Listing ->
-- begin --

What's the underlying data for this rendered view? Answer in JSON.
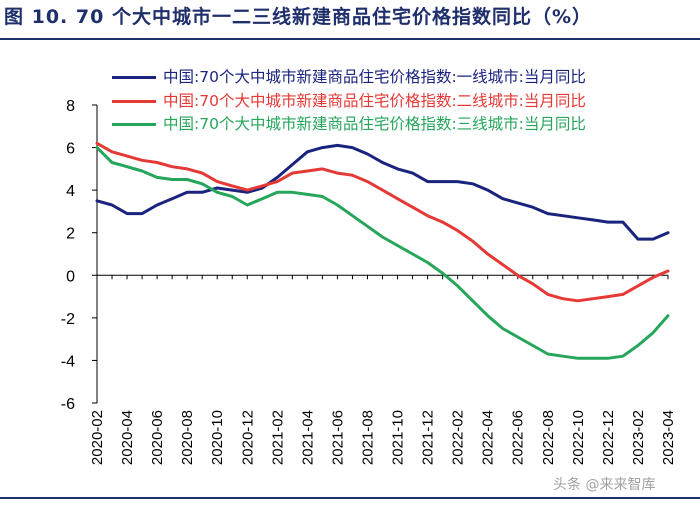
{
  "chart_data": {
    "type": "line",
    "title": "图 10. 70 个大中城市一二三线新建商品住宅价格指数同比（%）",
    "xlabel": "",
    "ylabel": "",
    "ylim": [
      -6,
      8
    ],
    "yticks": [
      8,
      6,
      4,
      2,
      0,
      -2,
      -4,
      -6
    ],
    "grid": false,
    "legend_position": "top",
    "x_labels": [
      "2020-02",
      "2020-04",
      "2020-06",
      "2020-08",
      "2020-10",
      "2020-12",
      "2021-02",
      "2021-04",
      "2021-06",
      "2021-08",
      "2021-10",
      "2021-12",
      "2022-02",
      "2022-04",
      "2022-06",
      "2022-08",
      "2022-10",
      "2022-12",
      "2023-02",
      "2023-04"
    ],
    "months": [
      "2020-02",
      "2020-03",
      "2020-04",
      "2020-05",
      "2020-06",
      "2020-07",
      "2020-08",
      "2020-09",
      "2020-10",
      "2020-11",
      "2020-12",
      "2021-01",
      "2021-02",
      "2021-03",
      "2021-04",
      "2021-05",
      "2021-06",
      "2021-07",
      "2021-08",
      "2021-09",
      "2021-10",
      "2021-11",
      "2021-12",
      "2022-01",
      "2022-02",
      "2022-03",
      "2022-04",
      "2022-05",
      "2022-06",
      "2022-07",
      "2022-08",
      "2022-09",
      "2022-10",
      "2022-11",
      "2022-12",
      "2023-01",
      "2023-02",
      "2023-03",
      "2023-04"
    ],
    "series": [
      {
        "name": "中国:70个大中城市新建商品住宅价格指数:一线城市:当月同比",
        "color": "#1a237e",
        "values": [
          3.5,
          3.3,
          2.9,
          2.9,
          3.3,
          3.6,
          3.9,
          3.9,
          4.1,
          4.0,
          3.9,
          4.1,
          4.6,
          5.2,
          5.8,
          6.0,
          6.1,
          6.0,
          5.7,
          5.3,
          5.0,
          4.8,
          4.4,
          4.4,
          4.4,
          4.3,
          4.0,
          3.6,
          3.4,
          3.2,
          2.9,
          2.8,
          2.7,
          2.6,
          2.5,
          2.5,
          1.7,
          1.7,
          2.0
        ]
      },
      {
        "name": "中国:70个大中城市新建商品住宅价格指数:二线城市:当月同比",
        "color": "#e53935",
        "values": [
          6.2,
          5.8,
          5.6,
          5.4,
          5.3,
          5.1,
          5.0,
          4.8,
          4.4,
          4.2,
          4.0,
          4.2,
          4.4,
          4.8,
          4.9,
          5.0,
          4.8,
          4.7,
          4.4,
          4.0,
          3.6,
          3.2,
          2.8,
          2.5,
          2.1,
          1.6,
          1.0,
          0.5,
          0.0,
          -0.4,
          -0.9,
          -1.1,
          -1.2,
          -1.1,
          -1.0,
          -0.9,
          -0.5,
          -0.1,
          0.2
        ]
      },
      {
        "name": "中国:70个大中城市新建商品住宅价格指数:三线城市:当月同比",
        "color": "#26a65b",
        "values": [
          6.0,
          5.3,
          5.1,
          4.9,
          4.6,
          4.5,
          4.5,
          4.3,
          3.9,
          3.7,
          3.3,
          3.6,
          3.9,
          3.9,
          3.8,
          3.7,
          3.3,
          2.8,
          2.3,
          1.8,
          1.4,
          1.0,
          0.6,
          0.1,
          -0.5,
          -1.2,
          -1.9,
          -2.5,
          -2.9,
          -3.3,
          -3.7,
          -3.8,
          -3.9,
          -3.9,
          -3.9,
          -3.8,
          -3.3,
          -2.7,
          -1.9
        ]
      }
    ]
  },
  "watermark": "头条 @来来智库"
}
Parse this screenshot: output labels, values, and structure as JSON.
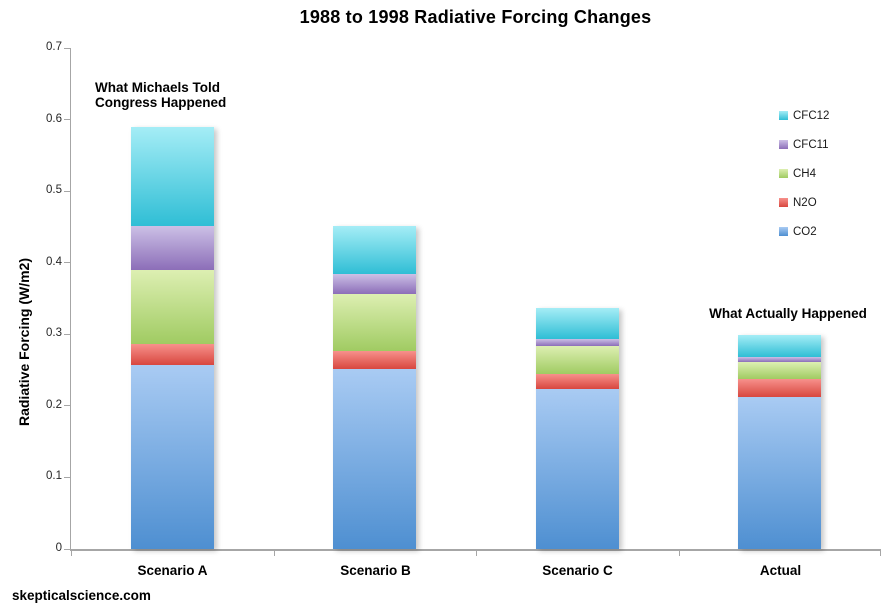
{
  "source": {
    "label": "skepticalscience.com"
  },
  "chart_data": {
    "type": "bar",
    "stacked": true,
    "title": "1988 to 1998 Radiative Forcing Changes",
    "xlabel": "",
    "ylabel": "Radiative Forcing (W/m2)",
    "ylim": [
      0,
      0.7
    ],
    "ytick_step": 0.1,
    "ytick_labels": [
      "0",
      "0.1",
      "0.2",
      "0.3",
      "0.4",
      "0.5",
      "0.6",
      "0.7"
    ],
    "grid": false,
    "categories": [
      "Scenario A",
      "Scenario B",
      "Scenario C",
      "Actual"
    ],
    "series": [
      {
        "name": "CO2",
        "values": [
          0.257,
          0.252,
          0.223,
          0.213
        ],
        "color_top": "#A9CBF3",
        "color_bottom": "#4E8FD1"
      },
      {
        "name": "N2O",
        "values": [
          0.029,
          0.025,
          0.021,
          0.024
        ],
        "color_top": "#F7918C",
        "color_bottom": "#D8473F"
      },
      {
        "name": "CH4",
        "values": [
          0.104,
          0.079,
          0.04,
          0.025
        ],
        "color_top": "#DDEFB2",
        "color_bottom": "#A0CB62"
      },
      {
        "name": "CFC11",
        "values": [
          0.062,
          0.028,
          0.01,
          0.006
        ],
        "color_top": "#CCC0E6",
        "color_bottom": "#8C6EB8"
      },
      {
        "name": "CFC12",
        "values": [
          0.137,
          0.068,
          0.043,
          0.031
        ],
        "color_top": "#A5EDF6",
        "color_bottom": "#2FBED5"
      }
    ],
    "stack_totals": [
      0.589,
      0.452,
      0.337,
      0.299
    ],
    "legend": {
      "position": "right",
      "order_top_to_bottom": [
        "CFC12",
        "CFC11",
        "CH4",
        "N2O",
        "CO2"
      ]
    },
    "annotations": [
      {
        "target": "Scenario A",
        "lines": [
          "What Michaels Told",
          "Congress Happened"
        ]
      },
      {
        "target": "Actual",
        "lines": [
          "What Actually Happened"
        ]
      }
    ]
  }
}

-- end --

Your objective -> Copy out each record shown above without alteration, skipping any picture.

Worked answer ->
What's the underlying data for this rendered view? Answer in JSON.
{
  "chart_data": {
    "type": "line",
    "title": "图 10. 70 个大中城市一二三线新建商品住宅价格指数同比（%）",
    "xlabel": "",
    "ylabel": "",
    "ylim": [
      -6,
      8
    ],
    "yticks": [
      8,
      6,
      4,
      2,
      0,
      -2,
      -4,
      -6
    ],
    "grid": false,
    "legend_position": "top",
    "x_labels": [
      "2020-02",
      "2020-04",
      "2020-06",
      "2020-08",
      "2020-10",
      "2020-12",
      "2021-02",
      "2021-04",
      "2021-06",
      "2021-08",
      "2021-10",
      "2021-12",
      "2022-02",
      "2022-04",
      "2022-06",
      "2022-08",
      "2022-10",
      "2022-12",
      "2023-02",
      "2023-04"
    ],
    "months": [
      "2020-02",
      "2020-03",
      "2020-04",
      "2020-05",
      "2020-06",
      "2020-07",
      "2020-08",
      "2020-09",
      "2020-10",
      "2020-11",
      "2020-12",
      "2021-01",
      "2021-02",
      "2021-03",
      "2021-04",
      "2021-05",
      "2021-06",
      "2021-07",
      "2021-08",
      "2021-09",
      "2021-10",
      "2021-11",
      "2021-12",
      "2022-01",
      "2022-02",
      "2022-03",
      "2022-04",
      "2022-05",
      "2022-06",
      "2022-07",
      "2022-08",
      "2022-09",
      "2022-10",
      "2022-11",
      "2022-12",
      "2023-01",
      "2023-02",
      "2023-03",
      "2023-04"
    ],
    "series": [
      {
        "name": "中国:70个大中城市新建商品住宅价格指数:一线城市:当月同比",
        "color": "#1a237e",
        "values": [
          3.5,
          3.3,
          2.9,
          2.9,
          3.3,
          3.6,
          3.9,
          3.9,
          4.1,
          4.0,
          3.9,
          4.1,
          4.6,
          5.2,
          5.8,
          6.0,
          6.1,
          6.0,
          5.7,
          5.3,
          5.0,
          4.8,
          4.4,
          4.4,
          4.4,
          4.3,
          4.0,
          3.6,
          3.4,
          3.2,
          2.9,
          2.8,
          2.7,
          2.6,
          2.5,
          2.5,
          1.7,
          1.7,
          2.0
        ]
      },
      {
        "name": "中国:70个大中城市新建商品住宅价格指数:二线城市:当月同比",
        "color": "#e53935",
        "values": [
          6.2,
          5.8,
          5.6,
          5.4,
          5.3,
          5.1,
          5.0,
          4.8,
          4.4,
          4.2,
          4.0,
          4.2,
          4.4,
          4.8,
          4.9,
          5.0,
          4.8,
          4.7,
          4.4,
          4.0,
          3.6,
          3.2,
          2.8,
          2.5,
          2.1,
          1.6,
          1.0,
          0.5,
          0.0,
          -0.4,
          -0.9,
          -1.1,
          -1.2,
          -1.1,
          -1.0,
          -0.9,
          -0.5,
          -0.1,
          0.2
        ]
      },
      {
        "name": "中国:70个大中城市新建商品住宅价格指数:三线城市:当月同比",
        "color": "#26a65b",
        "values": [
          6.0,
          5.3,
          5.1,
          4.9,
          4.6,
          4.5,
          4.5,
          4.3,
          3.9,
          3.7,
          3.3,
          3.6,
          3.9,
          3.9,
          3.8,
          3.7,
          3.3,
          2.8,
          2.3,
          1.8,
          1.4,
          1.0,
          0.6,
          0.1,
          -0.5,
          -1.2,
          -1.9,
          -2.5,
          -2.9,
          -3.3,
          -3.7,
          -3.8,
          -3.9,
          -3.9,
          -3.9,
          -3.8,
          -3.3,
          -2.7,
          -1.9
        ]
      }
    ]
  },
  "watermark": "头条 @来来智库"
}
Parse this screenshot: output labels, values, and structure as JSON.
{
  "source": {
    "label": "skepticalscience.com"
  },
  "chart_data": {
    "type": "bar",
    "stacked": true,
    "title": "1988 to 1998 Radiative Forcing Changes",
    "xlabel": "",
    "ylabel": "Radiative Forcing (W/m2)",
    "ylim": [
      0,
      0.7
    ],
    "ytick_step": 0.1,
    "ytick_labels": [
      "0",
      "0.1",
      "0.2",
      "0.3",
      "0.4",
      "0.5",
      "0.6",
      "0.7"
    ],
    "grid": false,
    "categories": [
      "Scenario A",
      "Scenario B",
      "Scenario C",
      "Actual"
    ],
    "series": [
      {
        "name": "CO2",
        "values": [
          0.257,
          0.252,
          0.223,
          0.213
        ],
        "color_top": "#A9CBF3",
        "color_bottom": "#4E8FD1"
      },
      {
        "name": "N2O",
        "values": [
          0.029,
          0.025,
          0.021,
          0.024
        ],
        "color_top": "#F7918C",
        "color_bottom": "#D8473F"
      },
      {
        "name": "CH4",
        "values": [
          0.104,
          0.079,
          0.04,
          0.025
        ],
        "color_top": "#DDEFB2",
        "color_bottom": "#A0CB62"
      },
      {
        "name": "CFC11",
        "values": [
          0.062,
          0.028,
          0.01,
          0.006
        ],
        "color_top": "#CCC0E6",
        "color_bottom": "#8C6EB8"
      },
      {
        "name": "CFC12",
        "values": [
          0.137,
          0.068,
          0.043,
          0.031
        ],
        "color_top": "#A5EDF6",
        "color_bottom": "#2FBED5"
      }
    ],
    "stack_totals": [
      0.589,
      0.452,
      0.337,
      0.299
    ],
    "legend": {
      "position": "right",
      "order_top_to_bottom": [
        "CFC12",
        "CFC11",
        "CH4",
        "N2O",
        "CO2"
      ]
    },
    "annotations": [
      {
        "target": "Scenario A",
        "lines": [
          "What Michaels Told",
          "Congress Happened"
        ]
      },
      {
        "target": "Actual",
        "lines": [
          "What Actually Happened"
        ]
      }
    ]
  }
}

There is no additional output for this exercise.